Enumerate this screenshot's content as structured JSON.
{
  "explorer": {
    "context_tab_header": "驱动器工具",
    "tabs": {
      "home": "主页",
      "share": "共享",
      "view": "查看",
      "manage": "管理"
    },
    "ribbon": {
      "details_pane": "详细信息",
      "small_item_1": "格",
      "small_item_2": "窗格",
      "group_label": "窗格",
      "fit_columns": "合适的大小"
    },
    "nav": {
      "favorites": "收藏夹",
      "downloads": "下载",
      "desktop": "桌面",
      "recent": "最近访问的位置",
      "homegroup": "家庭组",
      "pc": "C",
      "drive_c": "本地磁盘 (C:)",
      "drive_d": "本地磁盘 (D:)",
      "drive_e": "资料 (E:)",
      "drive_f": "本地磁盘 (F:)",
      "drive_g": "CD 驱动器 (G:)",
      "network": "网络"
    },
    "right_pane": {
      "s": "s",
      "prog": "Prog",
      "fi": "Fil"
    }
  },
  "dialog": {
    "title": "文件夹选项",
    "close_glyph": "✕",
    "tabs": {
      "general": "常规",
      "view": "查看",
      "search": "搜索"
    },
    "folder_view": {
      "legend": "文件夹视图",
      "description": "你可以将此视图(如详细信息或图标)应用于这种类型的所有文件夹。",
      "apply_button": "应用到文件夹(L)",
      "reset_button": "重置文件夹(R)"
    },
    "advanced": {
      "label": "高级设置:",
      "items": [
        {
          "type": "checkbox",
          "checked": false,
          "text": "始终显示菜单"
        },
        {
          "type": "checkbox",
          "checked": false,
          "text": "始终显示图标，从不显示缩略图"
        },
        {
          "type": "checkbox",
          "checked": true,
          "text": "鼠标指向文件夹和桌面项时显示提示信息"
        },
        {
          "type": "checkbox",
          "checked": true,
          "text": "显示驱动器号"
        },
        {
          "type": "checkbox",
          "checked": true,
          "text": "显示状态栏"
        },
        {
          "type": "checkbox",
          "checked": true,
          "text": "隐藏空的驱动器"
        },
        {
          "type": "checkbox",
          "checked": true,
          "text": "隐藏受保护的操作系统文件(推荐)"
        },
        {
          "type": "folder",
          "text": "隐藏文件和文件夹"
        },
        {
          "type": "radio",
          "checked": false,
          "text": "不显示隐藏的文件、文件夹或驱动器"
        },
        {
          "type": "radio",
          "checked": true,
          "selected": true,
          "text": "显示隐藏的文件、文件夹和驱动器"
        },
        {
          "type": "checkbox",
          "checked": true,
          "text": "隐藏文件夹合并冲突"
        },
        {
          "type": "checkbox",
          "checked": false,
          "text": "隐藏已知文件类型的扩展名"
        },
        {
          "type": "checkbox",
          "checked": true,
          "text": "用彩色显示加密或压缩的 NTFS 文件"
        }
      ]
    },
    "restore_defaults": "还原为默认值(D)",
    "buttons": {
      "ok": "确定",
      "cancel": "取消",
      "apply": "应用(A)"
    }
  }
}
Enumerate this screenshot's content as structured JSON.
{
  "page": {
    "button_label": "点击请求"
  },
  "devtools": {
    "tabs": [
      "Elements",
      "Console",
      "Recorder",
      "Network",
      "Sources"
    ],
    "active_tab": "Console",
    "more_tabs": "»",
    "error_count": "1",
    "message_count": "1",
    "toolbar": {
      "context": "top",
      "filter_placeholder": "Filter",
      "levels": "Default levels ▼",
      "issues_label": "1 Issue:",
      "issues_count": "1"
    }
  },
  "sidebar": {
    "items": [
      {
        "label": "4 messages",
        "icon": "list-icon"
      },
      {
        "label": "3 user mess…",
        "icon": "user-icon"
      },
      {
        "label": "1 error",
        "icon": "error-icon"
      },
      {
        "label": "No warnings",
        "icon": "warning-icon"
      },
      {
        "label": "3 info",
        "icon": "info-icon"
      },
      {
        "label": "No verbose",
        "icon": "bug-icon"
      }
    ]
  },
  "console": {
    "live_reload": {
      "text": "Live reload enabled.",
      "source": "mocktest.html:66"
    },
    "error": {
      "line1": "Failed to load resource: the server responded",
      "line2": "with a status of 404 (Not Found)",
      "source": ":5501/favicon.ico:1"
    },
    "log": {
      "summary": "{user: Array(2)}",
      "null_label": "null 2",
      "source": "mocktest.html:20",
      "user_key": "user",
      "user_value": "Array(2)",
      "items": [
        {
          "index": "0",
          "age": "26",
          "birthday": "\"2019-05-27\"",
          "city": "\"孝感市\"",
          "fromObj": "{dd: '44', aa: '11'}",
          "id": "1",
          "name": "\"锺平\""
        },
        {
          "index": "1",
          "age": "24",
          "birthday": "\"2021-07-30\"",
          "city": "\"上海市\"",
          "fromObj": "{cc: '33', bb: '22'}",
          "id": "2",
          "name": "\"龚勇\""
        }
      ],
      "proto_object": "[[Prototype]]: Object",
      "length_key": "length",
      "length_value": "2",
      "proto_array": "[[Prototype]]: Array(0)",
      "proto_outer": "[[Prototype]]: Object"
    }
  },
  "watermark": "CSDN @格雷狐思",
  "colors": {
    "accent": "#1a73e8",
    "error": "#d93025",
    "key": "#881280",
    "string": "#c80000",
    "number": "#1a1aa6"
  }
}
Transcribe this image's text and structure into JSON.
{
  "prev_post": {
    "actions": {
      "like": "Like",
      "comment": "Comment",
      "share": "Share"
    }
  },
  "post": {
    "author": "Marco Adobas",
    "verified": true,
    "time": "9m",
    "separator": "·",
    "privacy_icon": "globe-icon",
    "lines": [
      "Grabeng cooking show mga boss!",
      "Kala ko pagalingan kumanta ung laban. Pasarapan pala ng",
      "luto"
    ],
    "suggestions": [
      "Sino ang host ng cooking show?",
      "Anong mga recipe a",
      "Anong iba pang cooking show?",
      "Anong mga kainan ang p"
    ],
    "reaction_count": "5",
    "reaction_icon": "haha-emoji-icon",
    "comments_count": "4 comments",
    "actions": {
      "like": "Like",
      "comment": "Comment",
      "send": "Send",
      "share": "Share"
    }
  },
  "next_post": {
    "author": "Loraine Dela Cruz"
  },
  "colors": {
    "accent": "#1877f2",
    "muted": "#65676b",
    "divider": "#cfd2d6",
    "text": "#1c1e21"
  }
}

-*-*-

_BRIEF:_
Return the entries in full, keeping every line exactly as it is.

_ANSWER BELOW:_
Enumerate this screenshot's content as structured JSON.
{
  "explorer": {
    "context_tab_header": "驱动器工具",
    "tabs": {
      "home": "主页",
      "share": "共享",
      "view": "查看",
      "manage": "管理"
    },
    "ribbon": {
      "details_pane": "详细信息",
      "small_item_1": "格",
      "small_item_2": "窗格",
      "group_label": "窗格",
      "fit_columns": "合适的大小"
    },
    "nav": {
      "favorites": "收藏夹",
      "downloads": "下载",
      "desktop": "桌面",
      "recent": "最近访问的位置",
      "homegroup": "家庭组",
      "pc": "C",
      "drive_c": "本地磁盘 (C:)",
      "drive_d": "本地磁盘 (D:)",
      "drive_e": "资料 (E:)",
      "drive_f": "本地磁盘 (F:)",
      "drive_g": "CD 驱动器 (G:)",
      "network": "网络"
    },
    "right_pane": {
      "s": "s",
      "prog": "Prog",
      "fi": "Fil"
    }
  },
  "dialog": {
    "title": "文件夹选项",
    "close_glyph": "✕",
    "tabs": {
      "general": "常规",
      "view": "查看",
      "search": "搜索"
    },
    "folder_view": {
      "legend": "文件夹视图",
      "description": "你可以将此视图(如详细信息或图标)应用于这种类型的所有文件夹。",
      "apply_button": "应用到文件夹(L)",
      "reset_button": "重置文件夹(R)"
    },
    "advanced": {
      "label": "高级设置:",
      "items": [
        {
          "type": "checkbox",
          "checked": false,
          "text": "始终显示菜单"
        },
        {
          "type": "checkbox",
          "checked": false,
          "text": "始终显示图标，从不显示缩略图"
        },
        {
          "type": "checkbox",
          "checked": true,
          "text": "鼠标指向文件夹和桌面项时显示提示信息"
        },
        {
          "type": "checkbox",
          "checked": true,
          "text": "显示驱动器号"
        },
        {
          "type": "checkbox",
          "checked": true,
          "text": "显示状态栏"
        },
        {
          "type": "checkbox",
          "checked": true,
          "text": "隐藏空的驱动器"
        },
        {
          "type": "checkbox",
          "checked": true,
          "text": "隐藏受保护的操作系统文件(推荐)"
        },
        {
          "type": "folder",
          "text": "隐藏文件和文件夹"
        },
        {
          "type": "radio",
          "checked": false,
          "text": "不显示隐藏的文件、文件夹或驱动器"
        },
        {
          "type": "radio",
          "checked": true,
          "selected": true,
          "text": "显示隐藏的文件、文件夹和驱动器"
        },
        {
          "type": "checkbox",
          "checked": true,
          "text": "隐藏文件夹合并冲突"
        },
        {
          "type": "checkbox",
          "checked": false,
          "text": "隐藏已知文件类型的扩展名"
        },
        {
          "type": "checkbox",
          "checked": true,
          "text": "用彩色显示加密或压缩的 NTFS 文件"
        }
      ]
    },
    "restore_defaults": "还原为默认值(D)",
    "buttons": {
      "ok": "确定",
      "cancel": "取消",
      "apply": "应用(A)"
    }
  }
}
Enumerate this screenshot's content as structured JSON.
{
  "page": {
    "button_label": "点击请求"
  },
  "devtools": {
    "tabs": [
      "Elements",
      "Console",
      "Recorder",
      "Network",
      "Sources"
    ],
    "active_tab": "Console",
    "more_tabs": "»",
    "error_count": "1",
    "message_count": "1",
    "toolbar": {
      "context": "top",
      "filter_placeholder": "Filter",
      "levels": "Default levels ▼",
      "issues_label": "1 Issue:",
      "issues_count": "1"
    }
  },
  "sidebar": {
    "items": [
      {
        "label": "4 messages",
        "icon": "list-icon"
      },
      {
        "label": "3 user mess…",
        "icon": "user-icon"
      },
      {
        "label": "1 error",
        "icon": "error-icon"
      },
      {
        "label": "No warnings",
        "icon": "warning-icon"
      },
      {
        "label": "3 info",
        "icon": "info-icon"
      },
      {
        "label": "No verbose",
        "icon": "bug-icon"
      }
    ]
  },
  "console": {
    "live_reload": {
      "text": "Live reload enabled.",
      "source": "mocktest.html:66"
    },
    "error": {
      "line1": "Failed to load resource: the server responded",
      "line2": "with a status of 404 (Not Found)",
      "source": ":5501/favicon.ico:1"
    },
    "log": {
      "summary": "{user: Array(2)}",
      "null_label": "null 2",
      "source": "mocktest.html:20",
      "user_key": "user",
      "user_value": "Array(2)",
      "items": [
        {
          "index": "0",
          "age": "26",
          "birthday": "\"2019-05-27\"",
          "city": "\"孝感市\"",
          "fromObj": "{dd: '44', aa: '11'}",
          "id": "1",
          "name": "\"锺平\""
        },
        {
          "index": "1",
          "age": "24",
          "birthday": "\"2021-07-30\"",
          "city": "\"上海市\"",
          "fromObj": "{cc: '33', bb: '22'}",
          "id": "2",
          "name": "\"龚勇\""
        }
      ],
      "proto_object": "[[Prototype]]: Object",
      "length_key": "length",
      "length_value": "2",
      "proto_array": "[[Prototype]]: Array(0)",
      "proto_outer": "[[Prototype]]: Object"
    }
  },
  "watermark": "CSDN @格雷狐思",
  "colors": {
    "accent": "#1a73e8",
    "error": "#d93025",
    "key": "#881280",
    "string": "#c80000",
    "number": "#1a1aa6"
  }
}
Transcribe this image's text and structure into JSON.
{
  "prev_post": {
    "actions": {
      "like": "Like",
      "comment": "Comment",
      "share": "Share"
    }
  },
  "post": {
    "author": "Marco Adobas",
    "verified": true,
    "time": "9m",
    "separator": "·",
    "privacy_icon": "globe-icon",
    "lines": [
      "Grabeng cooking show mga boss!",
      "Kala ko pagalingan kumanta ung laban. Pasarapan pala ng",
      "luto"
    ],
    "suggestions": [
      "Sino ang host ng cooking show?",
      "Anong mga recipe a",
      "Anong iba pang cooking show?",
      "Anong mga kainan ang p"
    ],
    "reaction_count": "5",
    "reaction_icon": "haha-emoji-icon",
    "comments_count": "4 comments",
    "actions": {
      "like": "Like",
      "comment": "Comment",
      "send": "Send",
      "share": "Share"
    }
  },
  "next_post": {
    "author": "Loraine Dela Cruz"
  },
  "colors": {
    "accent": "#1877f2",
    "muted": "#65676b",
    "divider": "#cfd2d6",
    "text": "#1c1e21"
  }
}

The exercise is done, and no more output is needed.